→ Exercise material
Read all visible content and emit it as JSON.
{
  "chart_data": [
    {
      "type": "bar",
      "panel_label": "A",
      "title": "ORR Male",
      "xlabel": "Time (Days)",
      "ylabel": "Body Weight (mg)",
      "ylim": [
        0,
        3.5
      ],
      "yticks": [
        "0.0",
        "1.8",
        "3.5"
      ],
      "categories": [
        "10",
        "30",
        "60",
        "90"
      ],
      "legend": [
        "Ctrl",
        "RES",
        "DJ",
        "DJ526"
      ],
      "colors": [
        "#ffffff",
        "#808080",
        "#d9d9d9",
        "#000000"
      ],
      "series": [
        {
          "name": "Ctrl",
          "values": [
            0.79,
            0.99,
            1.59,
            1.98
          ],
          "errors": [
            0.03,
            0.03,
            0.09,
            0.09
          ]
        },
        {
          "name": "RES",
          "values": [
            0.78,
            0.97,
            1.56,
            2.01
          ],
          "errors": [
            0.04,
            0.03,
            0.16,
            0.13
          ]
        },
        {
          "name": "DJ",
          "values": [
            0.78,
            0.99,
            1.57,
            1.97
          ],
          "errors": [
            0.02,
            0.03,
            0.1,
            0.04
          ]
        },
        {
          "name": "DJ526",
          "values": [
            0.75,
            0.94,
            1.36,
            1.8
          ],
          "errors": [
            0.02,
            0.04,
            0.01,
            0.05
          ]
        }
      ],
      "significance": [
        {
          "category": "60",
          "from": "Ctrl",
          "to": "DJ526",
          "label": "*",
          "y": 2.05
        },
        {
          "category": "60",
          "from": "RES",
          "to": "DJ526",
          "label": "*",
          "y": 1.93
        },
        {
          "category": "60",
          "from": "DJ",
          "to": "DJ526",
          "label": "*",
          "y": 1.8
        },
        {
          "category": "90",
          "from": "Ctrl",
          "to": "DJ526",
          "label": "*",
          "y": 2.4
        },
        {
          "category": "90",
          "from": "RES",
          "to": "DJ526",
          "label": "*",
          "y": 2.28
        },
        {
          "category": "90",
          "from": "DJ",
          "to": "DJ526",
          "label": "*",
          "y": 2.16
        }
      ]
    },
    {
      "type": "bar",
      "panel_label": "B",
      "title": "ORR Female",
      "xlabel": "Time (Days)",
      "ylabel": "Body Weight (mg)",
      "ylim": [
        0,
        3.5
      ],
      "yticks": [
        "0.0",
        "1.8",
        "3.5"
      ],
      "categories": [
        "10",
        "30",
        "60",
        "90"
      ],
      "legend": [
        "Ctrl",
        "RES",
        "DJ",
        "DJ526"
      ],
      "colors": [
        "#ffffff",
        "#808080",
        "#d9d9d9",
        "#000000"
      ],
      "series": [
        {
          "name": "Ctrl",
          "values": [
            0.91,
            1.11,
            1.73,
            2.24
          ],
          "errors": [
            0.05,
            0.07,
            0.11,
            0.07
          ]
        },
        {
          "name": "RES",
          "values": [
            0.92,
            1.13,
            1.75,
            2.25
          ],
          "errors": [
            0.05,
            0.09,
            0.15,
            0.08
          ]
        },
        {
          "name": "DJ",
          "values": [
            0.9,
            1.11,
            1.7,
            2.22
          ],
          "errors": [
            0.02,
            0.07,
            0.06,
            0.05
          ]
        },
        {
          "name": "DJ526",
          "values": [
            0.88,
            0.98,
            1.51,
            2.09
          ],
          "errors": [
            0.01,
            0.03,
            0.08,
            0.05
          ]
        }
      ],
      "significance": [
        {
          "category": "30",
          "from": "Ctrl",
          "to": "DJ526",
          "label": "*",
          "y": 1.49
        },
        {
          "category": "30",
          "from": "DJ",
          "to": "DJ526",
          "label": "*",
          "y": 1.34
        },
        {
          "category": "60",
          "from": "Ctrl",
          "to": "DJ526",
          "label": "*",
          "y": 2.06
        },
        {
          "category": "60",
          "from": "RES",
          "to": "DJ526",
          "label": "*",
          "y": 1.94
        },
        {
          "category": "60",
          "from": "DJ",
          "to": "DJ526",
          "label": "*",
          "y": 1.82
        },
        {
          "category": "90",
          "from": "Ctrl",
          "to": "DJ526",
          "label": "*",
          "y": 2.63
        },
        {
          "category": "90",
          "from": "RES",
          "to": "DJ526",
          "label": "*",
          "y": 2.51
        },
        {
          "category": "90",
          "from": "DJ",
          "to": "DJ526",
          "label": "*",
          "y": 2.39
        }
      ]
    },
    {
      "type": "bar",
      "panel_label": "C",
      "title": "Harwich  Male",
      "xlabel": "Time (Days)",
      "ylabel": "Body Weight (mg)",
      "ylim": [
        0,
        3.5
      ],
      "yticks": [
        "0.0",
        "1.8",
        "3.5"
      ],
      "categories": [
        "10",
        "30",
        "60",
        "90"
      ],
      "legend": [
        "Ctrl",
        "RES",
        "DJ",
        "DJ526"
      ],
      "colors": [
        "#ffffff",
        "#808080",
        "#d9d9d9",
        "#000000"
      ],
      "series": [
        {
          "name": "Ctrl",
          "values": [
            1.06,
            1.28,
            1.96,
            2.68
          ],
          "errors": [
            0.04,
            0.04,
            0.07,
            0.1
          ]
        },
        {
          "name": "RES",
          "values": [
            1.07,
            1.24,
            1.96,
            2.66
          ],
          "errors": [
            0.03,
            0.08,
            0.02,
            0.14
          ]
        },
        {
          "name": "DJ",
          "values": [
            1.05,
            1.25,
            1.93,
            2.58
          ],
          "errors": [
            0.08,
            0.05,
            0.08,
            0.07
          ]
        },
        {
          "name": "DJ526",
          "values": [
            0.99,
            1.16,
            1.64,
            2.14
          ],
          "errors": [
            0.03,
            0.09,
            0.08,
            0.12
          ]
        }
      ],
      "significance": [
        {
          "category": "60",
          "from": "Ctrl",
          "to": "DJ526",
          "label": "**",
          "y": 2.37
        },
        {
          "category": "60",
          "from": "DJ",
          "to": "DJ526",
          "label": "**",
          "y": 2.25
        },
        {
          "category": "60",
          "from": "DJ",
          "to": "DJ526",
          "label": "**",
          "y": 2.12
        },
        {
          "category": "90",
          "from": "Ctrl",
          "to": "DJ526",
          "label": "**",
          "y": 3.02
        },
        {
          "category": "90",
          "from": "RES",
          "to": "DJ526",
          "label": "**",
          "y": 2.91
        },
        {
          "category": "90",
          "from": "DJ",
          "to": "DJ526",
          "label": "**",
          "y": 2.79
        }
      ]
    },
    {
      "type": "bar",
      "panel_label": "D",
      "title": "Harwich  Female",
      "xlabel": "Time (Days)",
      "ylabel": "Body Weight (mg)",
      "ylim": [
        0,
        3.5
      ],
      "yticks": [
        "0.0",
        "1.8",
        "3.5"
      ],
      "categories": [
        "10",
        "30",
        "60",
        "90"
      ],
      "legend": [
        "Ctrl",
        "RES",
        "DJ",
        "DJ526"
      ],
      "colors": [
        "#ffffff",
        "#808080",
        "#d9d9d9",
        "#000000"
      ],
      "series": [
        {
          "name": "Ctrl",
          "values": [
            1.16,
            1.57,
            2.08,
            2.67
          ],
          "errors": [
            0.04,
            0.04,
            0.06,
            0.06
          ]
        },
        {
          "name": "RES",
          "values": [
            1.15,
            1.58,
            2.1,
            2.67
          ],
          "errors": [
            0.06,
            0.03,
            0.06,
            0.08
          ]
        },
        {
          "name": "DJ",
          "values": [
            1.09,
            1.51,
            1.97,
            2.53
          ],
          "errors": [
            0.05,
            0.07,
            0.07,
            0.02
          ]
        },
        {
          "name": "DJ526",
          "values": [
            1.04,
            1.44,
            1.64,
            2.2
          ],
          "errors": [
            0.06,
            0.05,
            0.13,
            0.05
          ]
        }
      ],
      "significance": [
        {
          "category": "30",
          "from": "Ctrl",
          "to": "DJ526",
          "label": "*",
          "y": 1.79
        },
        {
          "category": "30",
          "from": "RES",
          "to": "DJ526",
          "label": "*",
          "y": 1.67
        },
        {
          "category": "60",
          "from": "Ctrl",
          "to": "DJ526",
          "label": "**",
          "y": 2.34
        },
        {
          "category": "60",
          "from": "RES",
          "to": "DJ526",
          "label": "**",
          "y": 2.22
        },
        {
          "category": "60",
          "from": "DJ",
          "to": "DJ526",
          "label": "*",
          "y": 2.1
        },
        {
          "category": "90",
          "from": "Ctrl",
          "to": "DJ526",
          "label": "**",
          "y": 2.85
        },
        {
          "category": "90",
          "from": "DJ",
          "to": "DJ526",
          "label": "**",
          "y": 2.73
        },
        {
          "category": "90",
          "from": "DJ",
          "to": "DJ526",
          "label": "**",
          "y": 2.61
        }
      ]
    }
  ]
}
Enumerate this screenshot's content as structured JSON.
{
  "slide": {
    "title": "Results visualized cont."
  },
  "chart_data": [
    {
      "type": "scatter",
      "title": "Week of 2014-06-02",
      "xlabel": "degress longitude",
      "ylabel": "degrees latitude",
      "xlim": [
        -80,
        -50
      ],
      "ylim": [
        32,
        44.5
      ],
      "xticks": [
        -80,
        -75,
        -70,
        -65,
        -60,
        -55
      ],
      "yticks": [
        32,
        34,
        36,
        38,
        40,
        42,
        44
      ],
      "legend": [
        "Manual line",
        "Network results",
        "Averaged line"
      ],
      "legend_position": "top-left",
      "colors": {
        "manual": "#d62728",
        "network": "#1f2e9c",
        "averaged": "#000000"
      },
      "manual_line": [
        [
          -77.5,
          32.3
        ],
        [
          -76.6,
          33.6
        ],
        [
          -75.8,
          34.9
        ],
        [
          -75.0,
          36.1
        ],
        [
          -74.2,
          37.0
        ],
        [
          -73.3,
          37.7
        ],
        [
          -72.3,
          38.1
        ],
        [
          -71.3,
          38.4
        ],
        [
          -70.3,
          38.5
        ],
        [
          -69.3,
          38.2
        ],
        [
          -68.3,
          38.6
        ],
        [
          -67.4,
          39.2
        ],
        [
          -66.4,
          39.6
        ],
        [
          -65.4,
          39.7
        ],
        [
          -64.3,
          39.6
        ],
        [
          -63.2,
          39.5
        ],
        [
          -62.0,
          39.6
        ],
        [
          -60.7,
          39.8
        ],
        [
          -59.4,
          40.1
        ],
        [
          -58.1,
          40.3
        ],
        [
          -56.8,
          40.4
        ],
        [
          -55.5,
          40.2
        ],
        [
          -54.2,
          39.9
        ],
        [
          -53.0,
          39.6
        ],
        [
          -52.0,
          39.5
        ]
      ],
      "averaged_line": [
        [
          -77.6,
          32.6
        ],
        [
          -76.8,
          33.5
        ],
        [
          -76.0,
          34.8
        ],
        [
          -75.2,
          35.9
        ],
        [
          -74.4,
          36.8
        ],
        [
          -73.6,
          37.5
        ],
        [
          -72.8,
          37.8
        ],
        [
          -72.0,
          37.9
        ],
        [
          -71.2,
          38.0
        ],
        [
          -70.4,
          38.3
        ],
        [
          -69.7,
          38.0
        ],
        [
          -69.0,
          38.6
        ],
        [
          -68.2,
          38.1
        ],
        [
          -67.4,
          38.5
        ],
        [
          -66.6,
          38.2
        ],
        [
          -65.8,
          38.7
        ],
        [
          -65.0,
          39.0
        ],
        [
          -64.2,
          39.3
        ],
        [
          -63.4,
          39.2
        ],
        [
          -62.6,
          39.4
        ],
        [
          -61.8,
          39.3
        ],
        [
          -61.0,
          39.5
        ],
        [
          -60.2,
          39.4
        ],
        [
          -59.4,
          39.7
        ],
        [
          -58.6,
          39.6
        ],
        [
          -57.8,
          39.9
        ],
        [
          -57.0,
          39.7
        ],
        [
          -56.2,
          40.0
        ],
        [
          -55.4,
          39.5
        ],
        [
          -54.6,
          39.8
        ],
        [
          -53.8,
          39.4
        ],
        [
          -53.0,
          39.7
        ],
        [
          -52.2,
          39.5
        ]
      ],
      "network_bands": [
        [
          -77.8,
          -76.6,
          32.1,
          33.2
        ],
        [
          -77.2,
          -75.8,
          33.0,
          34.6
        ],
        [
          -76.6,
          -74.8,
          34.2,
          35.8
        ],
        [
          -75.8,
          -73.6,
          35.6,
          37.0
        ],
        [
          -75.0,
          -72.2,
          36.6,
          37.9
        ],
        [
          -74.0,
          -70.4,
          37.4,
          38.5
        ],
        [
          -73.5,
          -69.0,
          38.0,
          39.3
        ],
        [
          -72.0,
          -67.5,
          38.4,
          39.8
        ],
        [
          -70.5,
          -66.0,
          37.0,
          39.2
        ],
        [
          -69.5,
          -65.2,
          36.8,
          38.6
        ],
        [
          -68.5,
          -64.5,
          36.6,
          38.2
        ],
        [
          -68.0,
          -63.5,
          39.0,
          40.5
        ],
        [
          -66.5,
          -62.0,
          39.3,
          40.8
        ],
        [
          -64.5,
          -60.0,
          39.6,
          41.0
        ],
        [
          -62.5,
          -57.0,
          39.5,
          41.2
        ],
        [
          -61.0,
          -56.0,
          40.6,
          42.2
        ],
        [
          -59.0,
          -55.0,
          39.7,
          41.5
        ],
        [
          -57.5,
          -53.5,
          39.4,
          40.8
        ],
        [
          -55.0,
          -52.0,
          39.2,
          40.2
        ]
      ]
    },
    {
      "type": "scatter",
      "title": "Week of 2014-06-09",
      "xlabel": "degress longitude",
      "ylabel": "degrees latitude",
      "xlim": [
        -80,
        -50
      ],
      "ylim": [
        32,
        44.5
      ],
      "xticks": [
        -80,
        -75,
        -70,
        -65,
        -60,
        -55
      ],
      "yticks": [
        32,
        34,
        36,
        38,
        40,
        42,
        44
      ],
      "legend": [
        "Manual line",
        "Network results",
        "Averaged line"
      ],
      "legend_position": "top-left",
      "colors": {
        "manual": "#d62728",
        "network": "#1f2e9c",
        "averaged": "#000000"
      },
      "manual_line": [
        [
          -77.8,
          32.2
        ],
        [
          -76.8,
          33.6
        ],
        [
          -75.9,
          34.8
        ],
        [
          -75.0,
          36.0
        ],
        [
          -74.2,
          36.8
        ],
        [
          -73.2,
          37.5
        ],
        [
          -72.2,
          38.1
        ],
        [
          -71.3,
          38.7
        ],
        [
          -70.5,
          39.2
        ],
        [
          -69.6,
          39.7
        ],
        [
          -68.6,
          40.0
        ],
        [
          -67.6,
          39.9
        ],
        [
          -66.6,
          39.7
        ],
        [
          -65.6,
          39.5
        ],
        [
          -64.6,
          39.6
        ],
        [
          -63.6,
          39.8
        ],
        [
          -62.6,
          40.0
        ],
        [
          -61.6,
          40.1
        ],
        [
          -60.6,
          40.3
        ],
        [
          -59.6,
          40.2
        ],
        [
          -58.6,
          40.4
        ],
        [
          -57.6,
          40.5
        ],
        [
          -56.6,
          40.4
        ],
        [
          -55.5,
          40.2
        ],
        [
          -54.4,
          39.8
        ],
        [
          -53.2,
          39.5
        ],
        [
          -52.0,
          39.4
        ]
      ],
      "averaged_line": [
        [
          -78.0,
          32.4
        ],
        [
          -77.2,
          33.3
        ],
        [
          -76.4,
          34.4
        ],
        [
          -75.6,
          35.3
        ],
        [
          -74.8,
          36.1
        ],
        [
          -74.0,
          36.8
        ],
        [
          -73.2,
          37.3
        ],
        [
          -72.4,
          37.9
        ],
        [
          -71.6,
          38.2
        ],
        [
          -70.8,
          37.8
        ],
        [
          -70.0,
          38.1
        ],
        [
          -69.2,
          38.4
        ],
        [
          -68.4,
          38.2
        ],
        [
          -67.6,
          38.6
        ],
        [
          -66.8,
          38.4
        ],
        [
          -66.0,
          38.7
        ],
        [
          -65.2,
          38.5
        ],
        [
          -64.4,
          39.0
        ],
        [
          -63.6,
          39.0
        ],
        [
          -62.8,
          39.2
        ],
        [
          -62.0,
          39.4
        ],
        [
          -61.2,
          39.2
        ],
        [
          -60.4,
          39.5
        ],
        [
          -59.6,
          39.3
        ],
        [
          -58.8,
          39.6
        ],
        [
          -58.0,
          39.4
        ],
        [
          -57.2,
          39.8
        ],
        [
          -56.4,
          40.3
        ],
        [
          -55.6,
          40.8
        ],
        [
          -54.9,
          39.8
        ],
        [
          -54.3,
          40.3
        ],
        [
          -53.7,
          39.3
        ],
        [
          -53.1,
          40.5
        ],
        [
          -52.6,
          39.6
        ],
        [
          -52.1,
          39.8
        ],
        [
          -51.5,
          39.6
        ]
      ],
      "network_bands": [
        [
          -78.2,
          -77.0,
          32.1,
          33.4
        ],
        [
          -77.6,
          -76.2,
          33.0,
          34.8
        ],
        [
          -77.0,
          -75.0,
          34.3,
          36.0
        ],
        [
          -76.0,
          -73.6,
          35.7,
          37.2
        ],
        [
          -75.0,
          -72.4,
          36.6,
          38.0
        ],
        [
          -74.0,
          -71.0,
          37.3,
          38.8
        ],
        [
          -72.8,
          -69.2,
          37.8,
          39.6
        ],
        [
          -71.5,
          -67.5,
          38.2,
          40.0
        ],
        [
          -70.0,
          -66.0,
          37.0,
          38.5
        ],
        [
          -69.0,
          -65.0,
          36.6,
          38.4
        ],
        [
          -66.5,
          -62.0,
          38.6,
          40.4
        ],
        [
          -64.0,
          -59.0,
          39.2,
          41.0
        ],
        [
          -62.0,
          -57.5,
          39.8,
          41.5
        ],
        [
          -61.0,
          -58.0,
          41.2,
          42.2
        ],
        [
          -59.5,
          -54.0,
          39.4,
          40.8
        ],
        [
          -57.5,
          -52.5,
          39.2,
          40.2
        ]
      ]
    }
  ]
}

→ Do this
Using the material above, report each line where "Harwich" occurs.

→ Answer to this task
      "title": "Harwich  Male",
      "title": "Harwich  Female",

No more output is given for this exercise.